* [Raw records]
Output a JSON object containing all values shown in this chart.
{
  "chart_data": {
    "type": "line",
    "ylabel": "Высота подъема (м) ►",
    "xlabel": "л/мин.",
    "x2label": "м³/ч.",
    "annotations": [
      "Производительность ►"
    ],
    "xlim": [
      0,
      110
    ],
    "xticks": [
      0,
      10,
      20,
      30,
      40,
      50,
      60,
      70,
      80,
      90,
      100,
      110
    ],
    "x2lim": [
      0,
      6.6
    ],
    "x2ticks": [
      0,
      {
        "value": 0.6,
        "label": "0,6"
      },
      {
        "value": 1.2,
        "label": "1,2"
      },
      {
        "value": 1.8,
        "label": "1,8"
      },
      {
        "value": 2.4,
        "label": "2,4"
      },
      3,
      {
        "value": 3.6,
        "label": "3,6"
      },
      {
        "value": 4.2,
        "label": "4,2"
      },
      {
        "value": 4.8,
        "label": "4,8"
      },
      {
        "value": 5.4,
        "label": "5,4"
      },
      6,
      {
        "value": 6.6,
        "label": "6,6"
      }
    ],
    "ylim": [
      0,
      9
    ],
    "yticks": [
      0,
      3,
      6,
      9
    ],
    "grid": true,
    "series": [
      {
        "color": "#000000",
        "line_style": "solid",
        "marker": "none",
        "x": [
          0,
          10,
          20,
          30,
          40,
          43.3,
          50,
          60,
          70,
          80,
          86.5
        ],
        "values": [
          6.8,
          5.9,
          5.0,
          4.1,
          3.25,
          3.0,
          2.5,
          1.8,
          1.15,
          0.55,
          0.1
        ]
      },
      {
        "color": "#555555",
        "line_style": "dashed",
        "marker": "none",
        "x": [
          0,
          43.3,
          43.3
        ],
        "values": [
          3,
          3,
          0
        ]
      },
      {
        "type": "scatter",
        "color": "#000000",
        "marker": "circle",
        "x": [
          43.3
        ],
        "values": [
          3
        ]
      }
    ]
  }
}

* [Instructions to follow] Reproduce each record shown above without altering a single word.

* [Output for this task]
Output a JSON object containing all values shown in this chart.
{
  "chart_data": {
    "type": "line",
    "ylabel": "Высота подъема (м) ►",
    "xlabel": "л/мин.",
    "x2label": "м³/ч.",
    "annotations": [
      "Производительность ►"
    ],
    "xlim": [
      0,
      110
    ],
    "xticks": [
      0,
      10,
      20,
      30,
      40,
      50,
      60,
      70,
      80,
      90,
      100,
      110
    ],
    "x2lim": [
      0,
      6.6
    ],
    "x2ticks": [
      0,
      {
        "value": 0.6,
        "label": "0,6"
      },
      {
        "value": 1.2,
        "label": "1,2"
      },
      {
        "value": 1.8,
        "label": "1,8"
      },
      {
        "value": 2.4,
        "label": "2,4"
      },
      3,
      {
        "value": 3.6,
        "label": "3,6"
      },
      {
        "value": 4.2,
        "label": "4,2"
      },
      {
        "value": 4.8,
        "label": "4,8"
      },
      {
        "value": 5.4,
        "label": "5,4"
      },
      6,
      {
        "value": 6.6,
        "label": "6,6"
      }
    ],
    "ylim": [
      0,
      9
    ],
    "yticks": [
      0,
      3,
      6,
      9
    ],
    "grid": true,
    "series": [
      {
        "color": "#000000",
        "line_style": "solid",
        "marker": "none",
        "x": [
          0,
          10,
          20,
          30,
          40,
          43.3,
          50,
          60,
          70,
          80,
          86.5
        ],
        "values": [
          6.8,
          5.9,
          5.0,
          4.1,
          3.25,
          3.0,
          2.5,
          1.8,
          1.15,
          0.55,
          0.1
        ]
      },
      {
        "color": "#555555",
        "line_style": "dashed",
        "marker": "none",
        "x": [
          0,
          43.3,
          43.3
        ],
        "values": [
          3,
          3,
          0
        ]
      },
      {
        "type": "scatter",
        "color": "#000000",
        "marker": "circle",
        "x": [
          43.3
        ],
        "values": [
          3
        ]
      }
    ]
  }
}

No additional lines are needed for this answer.